Task description | Write out the records that appear below, verbatim and complete, but without pictures.

Data to process |
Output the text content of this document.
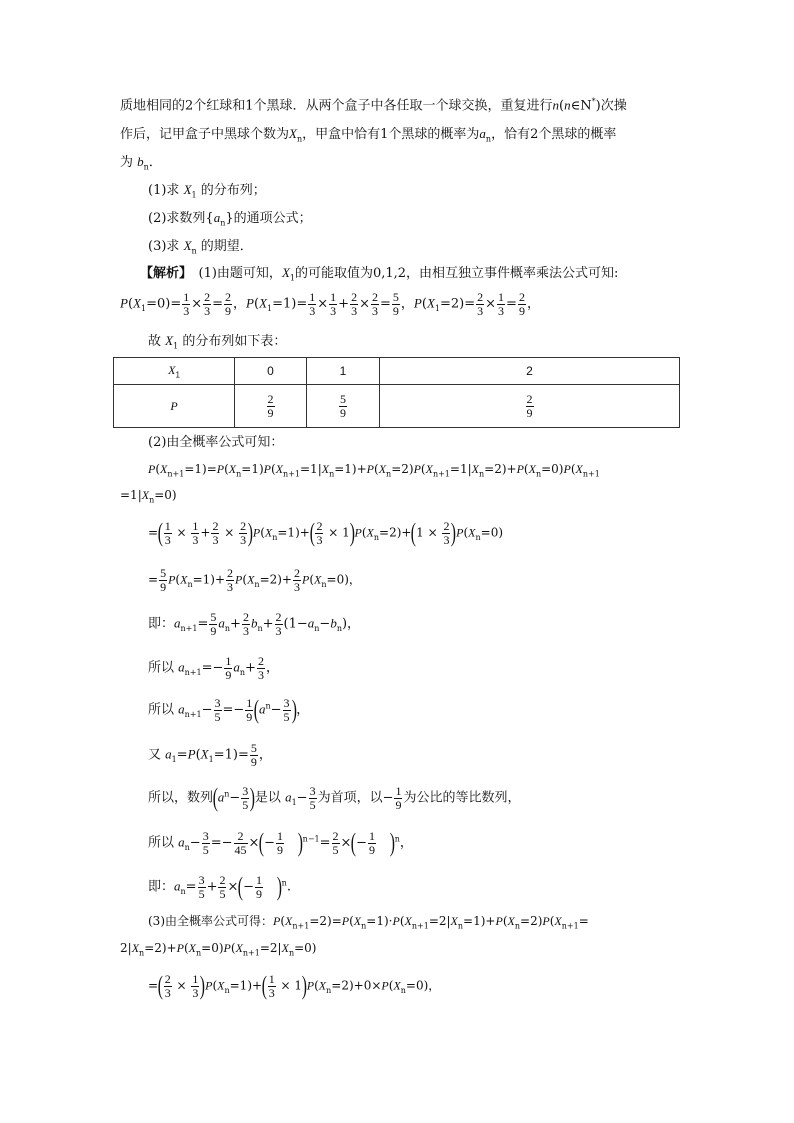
质地相同的2个红球和1个黑球．从两个盒子中各任取一个球交换，重复进行n(n∈N*)次操
作后，记甲盒子中黑球个数为$X_n$，甲盒中恰有1个黑球的概率为$a_n$，恰有2个黑球的概率
为 $b_n$．
(1)求 $X_1$ 的分布列；
(2)求数列$\{a_n\}$的通项公式；
(3)求 $X_n$ 的期望．
【解析】　(1)由题可知，$X_1$的可能取值为0,1,2，由相互独立事件概率乘法公式可知:
$P(X_1=0)= \frac{1}{3} \times \frac{2}{3} = \frac{2}{9}$ ，$P(X_1=1)= \frac{1}{3} \times \frac{1}{3} + \frac{2}{3} \times \frac{2}{3} = \frac{5}{9}$ ，$P(X_1=2)= \frac{2}{3} \times \frac{1}{3} = \frac{2}{9}$ ，
故 $X_1$ 的分布列如下表：
$X_1$	0	1	2
P	$\frac{2}{9}$	$\frac{5}{9}$	$\frac{2}{9}$
(2)由全概率公式可知：
$P(X_{n+1}=1)=P(X_n=1)P(X_{n+1}=1|X_n=1)+P(X_n=2)P(X_{n+1}=1|X_n=2)+P(X_n=0)P(X_{n+1}$
$=1|X_n=0$)
=( $\frac{1}{3} \times \frac{1}{3} + \frac{2}{3} \times \frac{2}{3} )P(X_n=1)+( \frac{2}{3} \times 1)P(X_n=2)+(1 \times \frac{2}{3} )P(X_n=0)$
= $\frac{5}{9} P(X_n=1)+ \frac{2}{3} P(X_n=2)+ \frac{2}{3} P(X_n=0)$，
即：$a_{n+1}= \frac{5}{9} a_n+ \frac{2}{3} b_n+ \frac{2}{3} (1-a_n-b_n)$，
所以 $a_{n+1}=- \frac{1}{9} a_n+ \frac{2}{3}$ ，
所以 $a_{n+1}- \frac{3}{5} =- \frac{1}{9} (a^n- \frac{3}{5}$ )，
又 $a_1=P(X_1=1)= \frac{5}{9}$ ，
所以，数列($a^n- \frac{3}{5}$ )是以 $a_1- \frac{3}{5}$ 为首项，以− $\frac{1}{9}$ 为公比的等比数列，
所以 $a_n- \frac{3}{5} =- \frac{2}{45}$ ×(− $\frac{1}{9}$
　 )$^{n-1}= \frac{2}{5}$ ×(− $\frac{1}{9}$
　 )$^n$，
即：$a_n= \frac{3}{5} + \frac{2}{5}$ ×(− $\frac{1}{9}$
　 )$^n$.
(3)由全概率公式可得：$P(X_{n+1}=2)=P(X_n=1)\cdot P(X_{n+1}=2|X_n=1)+P(X_n=2)P(X_{n+1}=$
$2|X_n=2)+P(X_n=0)P(X_{n+1}=2|X_n=0)$
=( $\frac{2}{3} \times \frac{1}{3} )P(X_n=1)+( \frac{1}{3} \times 1)P(X_n=2)+0\times P(X_n=0)$，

Full response |
Output the text content of this document.
质地相同的2个红球和1个黑球．从两个盒子中各任取一个球交换，重复进行n(n∈N*)次操
作后，记甲盒子中黑球个数为$X_n$，甲盒中恰有1个黑球的概率为$a_n$，恰有2个黑球的概率
为 $b_n$．
(1)求 $X_1$ 的分布列；
(2)求数列$\{a_n\}$的通项公式；
(3)求 $X_n$ 的期望．
【解析】　(1)由题可知，$X_1$的可能取值为0,1,2，由相互独立事件概率乘法公式可知:
$P(X_1=0)= \frac{1}{3} \times \frac{2}{3} = \frac{2}{9}$ ，$P(X_1=1)= \frac{1}{3} \times \frac{1}{3} + \frac{2}{3} \times \frac{2}{3} = \frac{5}{9}$ ，$P(X_1=2)= \frac{2}{3} \times \frac{1}{3} = \frac{2}{9}$ ，
故 $X_1$ 的分布列如下表：
$X_1$	0	1	2
P	$\frac{2}{9}$	$\frac{5}{9}$	$\frac{2}{9}$
(2)由全概率公式可知：
$P(X_{n+1}=1)=P(X_n=1)P(X_{n+1}=1|X_n=1)+P(X_n=2)P(X_{n+1}=1|X_n=2)+P(X_n=0)P(X_{n+1}$
$=1|X_n=0$)
=( $\frac{1}{3} \times \frac{1}{3} + \frac{2}{3} \times \frac{2}{3} )P(X_n=1)+( \frac{2}{3} \times 1)P(X_n=2)+(1 \times \frac{2}{3} )P(X_n=0)$
= $\frac{5}{9} P(X_n=1)+ \frac{2}{3} P(X_n=2)+ \frac{2}{3} P(X_n=0)$，
即：$a_{n+1}= \frac{5}{9} a_n+ \frac{2}{3} b_n+ \frac{2}{3} (1-a_n-b_n)$，
所以 $a_{n+1}=- \frac{1}{9} a_n+ \frac{2}{3}$ ，
所以 $a_{n+1}- \frac{3}{5} =- \frac{1}{9} (a^n- \frac{3}{5}$ )，
又 $a_1=P(X_1=1)= \frac{5}{9}$ ，
所以，数列($a^n- \frac{3}{5}$ )是以 $a_1- \frac{3}{5}$ 为首项，以− $\frac{1}{9}$ 为公比的等比数列，
所以 $a_n- \frac{3}{5} =- \frac{2}{45}$ ×(− $\frac{1}{9}$
　 )$^{n-1}= \frac{2}{5}$ ×(− $\frac{1}{9}$
　 )$^n$，
即：$a_n= \frac{3}{5} + \frac{2}{5}$ ×(− $\frac{1}{9}$
　 )$^n$.
(3)由全概率公式可得：$P(X_{n+1}=2)=P(X_n=1)\cdot P(X_{n+1}=2|X_n=1)+P(X_n=2)P(X_{n+1}=$
$2|X_n=2)+P(X_n=0)P(X_{n+1}=2|X_n=0)$
=( $\frac{2}{3} \times \frac{1}{3} )P(X_n=1)+( \frac{1}{3} \times 1)P(X_n=2)+0\times P(X_n=0)$，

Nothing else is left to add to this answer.